_Task details_: Scan the entries for the string "VELG" and give the number of lines that have it, nothing further.

-- begin Stored data --

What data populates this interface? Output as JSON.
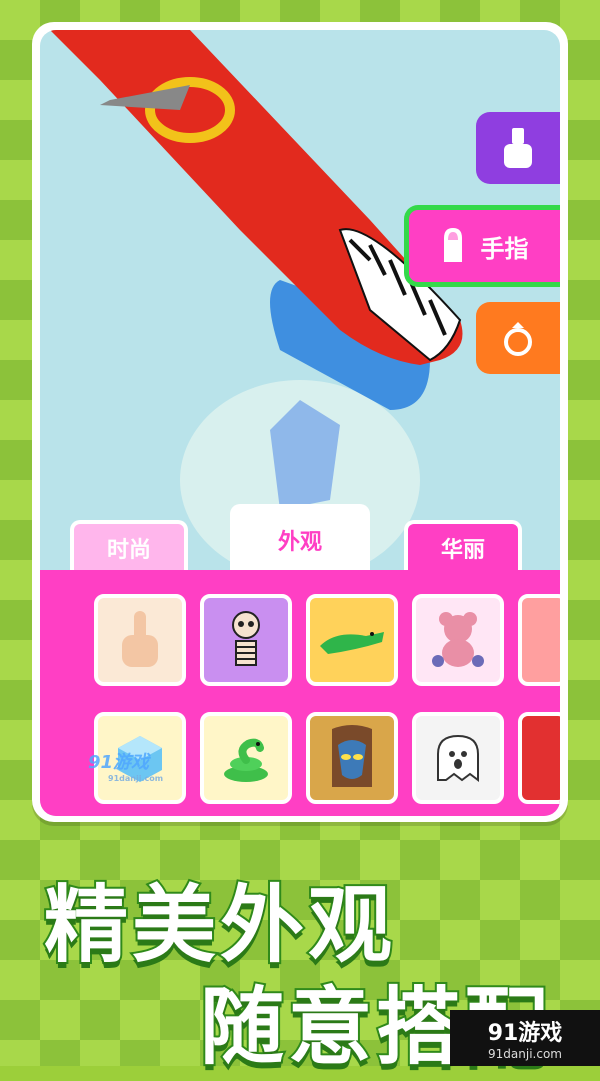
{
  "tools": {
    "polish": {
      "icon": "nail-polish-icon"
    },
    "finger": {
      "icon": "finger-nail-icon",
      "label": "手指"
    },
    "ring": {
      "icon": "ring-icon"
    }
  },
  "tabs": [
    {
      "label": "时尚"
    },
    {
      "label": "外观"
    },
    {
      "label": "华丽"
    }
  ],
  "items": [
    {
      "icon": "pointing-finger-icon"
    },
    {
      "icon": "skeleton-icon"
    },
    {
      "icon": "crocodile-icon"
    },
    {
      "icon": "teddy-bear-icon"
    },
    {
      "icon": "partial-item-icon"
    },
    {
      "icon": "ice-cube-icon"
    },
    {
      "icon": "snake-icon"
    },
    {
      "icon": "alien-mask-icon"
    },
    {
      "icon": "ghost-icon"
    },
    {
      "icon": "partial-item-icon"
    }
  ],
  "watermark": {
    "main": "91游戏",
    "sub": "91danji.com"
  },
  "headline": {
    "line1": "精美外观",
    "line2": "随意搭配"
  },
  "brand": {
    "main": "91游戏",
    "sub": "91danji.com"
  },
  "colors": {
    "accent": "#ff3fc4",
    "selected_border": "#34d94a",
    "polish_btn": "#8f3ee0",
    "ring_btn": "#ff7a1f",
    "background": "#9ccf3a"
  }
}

-- end Stored data --
-- begin Stored data --

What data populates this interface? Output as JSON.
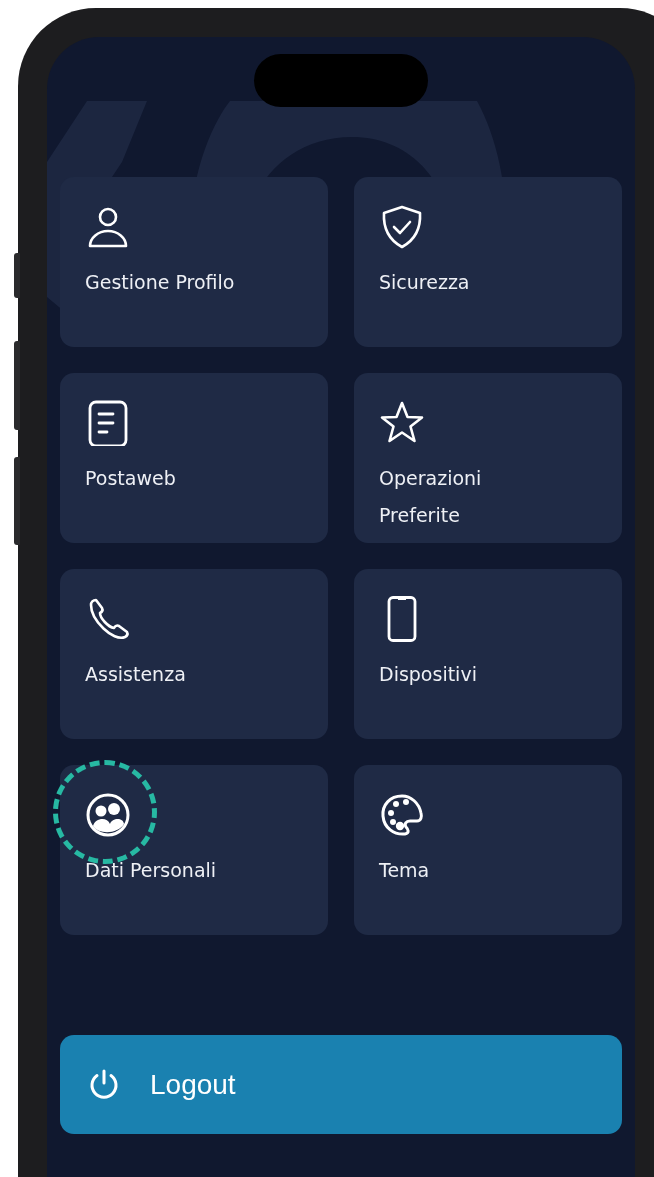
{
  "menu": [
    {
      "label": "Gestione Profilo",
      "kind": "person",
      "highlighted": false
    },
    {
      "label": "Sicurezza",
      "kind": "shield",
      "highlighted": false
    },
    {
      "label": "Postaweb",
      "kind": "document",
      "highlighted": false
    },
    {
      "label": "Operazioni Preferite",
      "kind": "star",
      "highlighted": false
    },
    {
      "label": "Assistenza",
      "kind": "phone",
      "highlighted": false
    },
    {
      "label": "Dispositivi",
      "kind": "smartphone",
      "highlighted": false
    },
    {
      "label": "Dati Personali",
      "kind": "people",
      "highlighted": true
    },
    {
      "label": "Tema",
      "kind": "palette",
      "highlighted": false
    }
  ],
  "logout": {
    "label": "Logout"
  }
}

-- end Stored data --
-- begin Stored data --

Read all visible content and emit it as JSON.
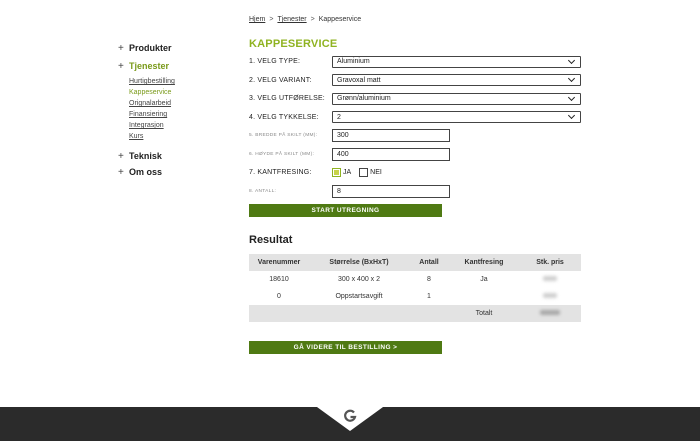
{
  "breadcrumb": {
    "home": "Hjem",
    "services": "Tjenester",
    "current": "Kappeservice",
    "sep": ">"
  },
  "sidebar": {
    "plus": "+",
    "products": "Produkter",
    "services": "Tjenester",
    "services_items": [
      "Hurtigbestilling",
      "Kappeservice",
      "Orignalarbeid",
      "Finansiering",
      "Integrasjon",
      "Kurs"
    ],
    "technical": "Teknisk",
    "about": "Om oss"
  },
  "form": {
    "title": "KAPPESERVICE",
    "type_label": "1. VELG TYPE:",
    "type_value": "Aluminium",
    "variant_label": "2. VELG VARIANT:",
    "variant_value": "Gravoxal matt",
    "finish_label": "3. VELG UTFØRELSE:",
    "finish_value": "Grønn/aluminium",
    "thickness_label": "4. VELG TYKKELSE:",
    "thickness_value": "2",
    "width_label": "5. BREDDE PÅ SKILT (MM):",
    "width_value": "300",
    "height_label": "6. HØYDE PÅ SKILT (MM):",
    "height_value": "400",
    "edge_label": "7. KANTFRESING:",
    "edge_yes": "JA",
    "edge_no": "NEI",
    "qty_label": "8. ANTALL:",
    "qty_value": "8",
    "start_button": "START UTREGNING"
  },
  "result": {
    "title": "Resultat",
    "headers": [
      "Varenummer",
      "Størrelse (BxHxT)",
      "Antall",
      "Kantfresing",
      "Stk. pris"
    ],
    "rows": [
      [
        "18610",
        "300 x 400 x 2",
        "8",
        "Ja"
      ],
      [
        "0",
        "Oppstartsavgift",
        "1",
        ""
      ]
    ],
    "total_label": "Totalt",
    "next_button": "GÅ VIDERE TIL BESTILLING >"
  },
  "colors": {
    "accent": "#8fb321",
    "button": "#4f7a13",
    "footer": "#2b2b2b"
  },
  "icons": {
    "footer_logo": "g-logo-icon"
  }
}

-- end Stored data --

_Reply_: 4